--- begin ---
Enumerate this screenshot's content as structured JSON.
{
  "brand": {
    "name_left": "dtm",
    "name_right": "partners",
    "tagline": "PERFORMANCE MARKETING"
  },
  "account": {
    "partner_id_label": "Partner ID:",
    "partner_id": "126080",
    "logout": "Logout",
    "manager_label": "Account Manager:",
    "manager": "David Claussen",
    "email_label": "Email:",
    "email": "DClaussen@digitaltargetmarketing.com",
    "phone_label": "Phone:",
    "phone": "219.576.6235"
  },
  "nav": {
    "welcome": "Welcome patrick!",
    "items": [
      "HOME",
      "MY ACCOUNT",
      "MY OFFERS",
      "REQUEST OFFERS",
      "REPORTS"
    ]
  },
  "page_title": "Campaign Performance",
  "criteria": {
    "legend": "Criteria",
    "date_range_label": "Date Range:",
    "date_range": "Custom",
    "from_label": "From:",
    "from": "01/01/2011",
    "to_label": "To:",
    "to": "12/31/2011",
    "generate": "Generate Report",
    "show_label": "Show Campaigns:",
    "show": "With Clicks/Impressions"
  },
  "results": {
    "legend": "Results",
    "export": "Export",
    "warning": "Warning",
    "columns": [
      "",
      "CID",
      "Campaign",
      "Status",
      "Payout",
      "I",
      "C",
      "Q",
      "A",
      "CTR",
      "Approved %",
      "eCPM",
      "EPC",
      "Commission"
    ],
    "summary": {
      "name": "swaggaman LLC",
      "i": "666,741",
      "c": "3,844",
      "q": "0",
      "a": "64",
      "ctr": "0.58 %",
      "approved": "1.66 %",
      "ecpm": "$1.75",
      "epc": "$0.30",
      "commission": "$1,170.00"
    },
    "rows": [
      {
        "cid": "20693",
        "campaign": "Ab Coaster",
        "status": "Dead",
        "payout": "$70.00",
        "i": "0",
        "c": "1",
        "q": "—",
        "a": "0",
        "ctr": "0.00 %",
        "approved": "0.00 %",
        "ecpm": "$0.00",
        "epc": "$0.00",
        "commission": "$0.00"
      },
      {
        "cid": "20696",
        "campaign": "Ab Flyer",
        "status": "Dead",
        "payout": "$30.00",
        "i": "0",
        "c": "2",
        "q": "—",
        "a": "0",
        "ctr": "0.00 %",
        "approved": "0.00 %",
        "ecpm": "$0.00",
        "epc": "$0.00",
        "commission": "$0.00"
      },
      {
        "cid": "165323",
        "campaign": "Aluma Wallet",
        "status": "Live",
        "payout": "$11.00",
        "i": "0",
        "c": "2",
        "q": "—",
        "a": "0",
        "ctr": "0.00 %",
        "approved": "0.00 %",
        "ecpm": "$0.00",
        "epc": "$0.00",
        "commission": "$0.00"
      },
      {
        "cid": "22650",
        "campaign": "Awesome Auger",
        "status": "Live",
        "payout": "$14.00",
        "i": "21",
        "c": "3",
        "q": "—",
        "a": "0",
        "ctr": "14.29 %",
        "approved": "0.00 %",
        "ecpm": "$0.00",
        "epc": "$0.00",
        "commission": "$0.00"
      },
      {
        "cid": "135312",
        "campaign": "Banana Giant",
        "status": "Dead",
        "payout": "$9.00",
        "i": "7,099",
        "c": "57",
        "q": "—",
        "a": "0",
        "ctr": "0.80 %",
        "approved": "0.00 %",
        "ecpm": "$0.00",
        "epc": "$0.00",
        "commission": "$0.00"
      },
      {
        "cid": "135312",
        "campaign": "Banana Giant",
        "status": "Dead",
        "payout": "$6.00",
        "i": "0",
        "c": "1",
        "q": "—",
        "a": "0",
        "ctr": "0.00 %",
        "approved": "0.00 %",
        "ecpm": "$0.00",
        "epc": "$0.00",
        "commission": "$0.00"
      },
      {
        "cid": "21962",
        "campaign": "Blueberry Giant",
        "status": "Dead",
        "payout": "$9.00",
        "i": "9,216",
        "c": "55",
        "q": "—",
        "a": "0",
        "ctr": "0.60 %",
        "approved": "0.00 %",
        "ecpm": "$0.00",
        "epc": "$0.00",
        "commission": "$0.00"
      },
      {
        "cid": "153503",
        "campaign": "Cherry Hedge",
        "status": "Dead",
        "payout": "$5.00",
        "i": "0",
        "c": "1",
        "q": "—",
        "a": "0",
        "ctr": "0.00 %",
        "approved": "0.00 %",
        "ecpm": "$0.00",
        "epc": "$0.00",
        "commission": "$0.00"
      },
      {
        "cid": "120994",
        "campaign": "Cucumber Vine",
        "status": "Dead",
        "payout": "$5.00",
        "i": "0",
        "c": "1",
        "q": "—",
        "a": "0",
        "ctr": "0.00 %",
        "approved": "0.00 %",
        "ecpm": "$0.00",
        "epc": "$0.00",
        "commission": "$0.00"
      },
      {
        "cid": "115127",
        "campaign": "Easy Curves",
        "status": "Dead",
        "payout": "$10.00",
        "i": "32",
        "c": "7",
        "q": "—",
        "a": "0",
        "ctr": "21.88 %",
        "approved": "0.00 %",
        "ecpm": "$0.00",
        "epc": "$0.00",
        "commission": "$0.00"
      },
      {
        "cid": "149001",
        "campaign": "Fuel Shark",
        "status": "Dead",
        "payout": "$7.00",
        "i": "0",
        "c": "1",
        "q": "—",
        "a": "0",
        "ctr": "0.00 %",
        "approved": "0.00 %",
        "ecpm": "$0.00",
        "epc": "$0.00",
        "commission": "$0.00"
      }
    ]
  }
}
--- end ---
Stated task: Reproduce all of the material above word for word.

Task answer:
Enumerate this screenshot's content as structured JSON.
{
  "brand": {
    "name_left": "dtm",
    "name_right": "partners",
    "tagline": "PERFORMANCE MARKETING"
  },
  "account": {
    "partner_id_label": "Partner ID:",
    "partner_id": "126080",
    "logout": "Logout",
    "manager_label": "Account Manager:",
    "manager": "David Claussen",
    "email_label": "Email:",
    "email": "DClaussen@digitaltargetmarketing.com",
    "phone_label": "Phone:",
    "phone": "219.576.6235"
  },
  "nav": {
    "welcome": "Welcome patrick!",
    "items": [
      "HOME",
      "MY ACCOUNT",
      "MY OFFERS",
      "REQUEST OFFERS",
      "REPORTS"
    ]
  },
  "page_title": "Campaign Performance",
  "criteria": {
    "legend": "Criteria",
    "date_range_label": "Date Range:",
    "date_range": "Custom",
    "from_label": "From:",
    "from": "01/01/2011",
    "to_label": "To:",
    "to": "12/31/2011",
    "generate": "Generate Report",
    "show_label": "Show Campaigns:",
    "show": "With Clicks/Impressions"
  },
  "results": {
    "legend": "Results",
    "export": "Export",
    "warning": "Warning",
    "columns": [
      "",
      "CID",
      "Campaign",
      "Status",
      "Payout",
      "I",
      "C",
      "Q",
      "A",
      "CTR",
      "Approved %",
      "eCPM",
      "EPC",
      "Commission"
    ],
    "summary": {
      "name": "swaggaman LLC",
      "i": "666,741",
      "c": "3,844",
      "q": "0",
      "a": "64",
      "ctr": "0.58 %",
      "approved": "1.66 %",
      "ecpm": "$1.75",
      "epc": "$0.30",
      "commission": "$1,170.00"
    },
    "rows": [
      {
        "cid": "20693",
        "campaign": "Ab Coaster",
        "status": "Dead",
        "payout": "$70.00",
        "i": "0",
        "c": "1",
        "q": "—",
        "a": "0",
        "ctr": "0.00 %",
        "approved": "0.00 %",
        "ecpm": "$0.00",
        "epc": "$0.00",
        "commission": "$0.00"
      },
      {
        "cid": "20696",
        "campaign": "Ab Flyer",
        "status": "Dead",
        "payout": "$30.00",
        "i": "0",
        "c": "2",
        "q": "—",
        "a": "0",
        "ctr": "0.00 %",
        "approved": "0.00 %",
        "ecpm": "$0.00",
        "epc": "$0.00",
        "commission": "$0.00"
      },
      {
        "cid": "165323",
        "campaign": "Aluma Wallet",
        "status": "Live",
        "payout": "$11.00",
        "i": "0",
        "c": "2",
        "q": "—",
        "a": "0",
        "ctr": "0.00 %",
        "approved": "0.00 %",
        "ecpm": "$0.00",
        "epc": "$0.00",
        "commission": "$0.00"
      },
      {
        "cid": "22650",
        "campaign": "Awesome Auger",
        "status": "Live",
        "payout": "$14.00",
        "i": "21",
        "c": "3",
        "q": "—",
        "a": "0",
        "ctr": "14.29 %",
        "approved": "0.00 %",
        "ecpm": "$0.00",
        "epc": "$0.00",
        "commission": "$0.00"
      },
      {
        "cid": "135312",
        "campaign": "Banana Giant",
        "status": "Dead",
        "payout": "$9.00",
        "i": "7,099",
        "c": "57",
        "q": "—",
        "a": "0",
        "ctr": "0.80 %",
        "approved": "0.00 %",
        "ecpm": "$0.00",
        "epc": "$0.00",
        "commission": "$0.00"
      },
      {
        "cid": "135312",
        "campaign": "Banana Giant",
        "status": "Dead",
        "payout": "$6.00",
        "i": "0",
        "c": "1",
        "q": "—",
        "a": "0",
        "ctr": "0.00 %",
        "approved": "0.00 %",
        "ecpm": "$0.00",
        "epc": "$0.00",
        "commission": "$0.00"
      },
      {
        "cid": "21962",
        "campaign": "Blueberry Giant",
        "status": "Dead",
        "payout": "$9.00",
        "i": "9,216",
        "c": "55",
        "q": "—",
        "a": "0",
        "ctr": "0.60 %",
        "approved": "0.00 %",
        "ecpm": "$0.00",
        "epc": "$0.00",
        "commission": "$0.00"
      },
      {
        "cid": "153503",
        "campaign": "Cherry Hedge",
        "status": "Dead",
        "payout": "$5.00",
        "i": "0",
        "c": "1",
        "q": "—",
        "a": "0",
        "ctr": "0.00 %",
        "approved": "0.00 %",
        "ecpm": "$0.00",
        "epc": "$0.00",
        "commission": "$0.00"
      },
      {
        "cid": "120994",
        "campaign": "Cucumber Vine",
        "status": "Dead",
        "payout": "$5.00",
        "i": "0",
        "c": "1",
        "q": "—",
        "a": "0",
        "ctr": "0.00 %",
        "approved": "0.00 %",
        "ecpm": "$0.00",
        "epc": "$0.00",
        "commission": "$0.00"
      },
      {
        "cid": "115127",
        "campaign": "Easy Curves",
        "status": "Dead",
        "payout": "$10.00",
        "i": "32",
        "c": "7",
        "q": "—",
        "a": "0",
        "ctr": "21.88 %",
        "approved": "0.00 %",
        "ecpm": "$0.00",
        "epc": "$0.00",
        "commission": "$0.00"
      },
      {
        "cid": "149001",
        "campaign": "Fuel Shark",
        "status": "Dead",
        "payout": "$7.00",
        "i": "0",
        "c": "1",
        "q": "—",
        "a": "0",
        "ctr": "0.00 %",
        "approved": "0.00 %",
        "ecpm": "$0.00",
        "epc": "$0.00",
        "commission": "$0.00"
      }
    ]
  }
}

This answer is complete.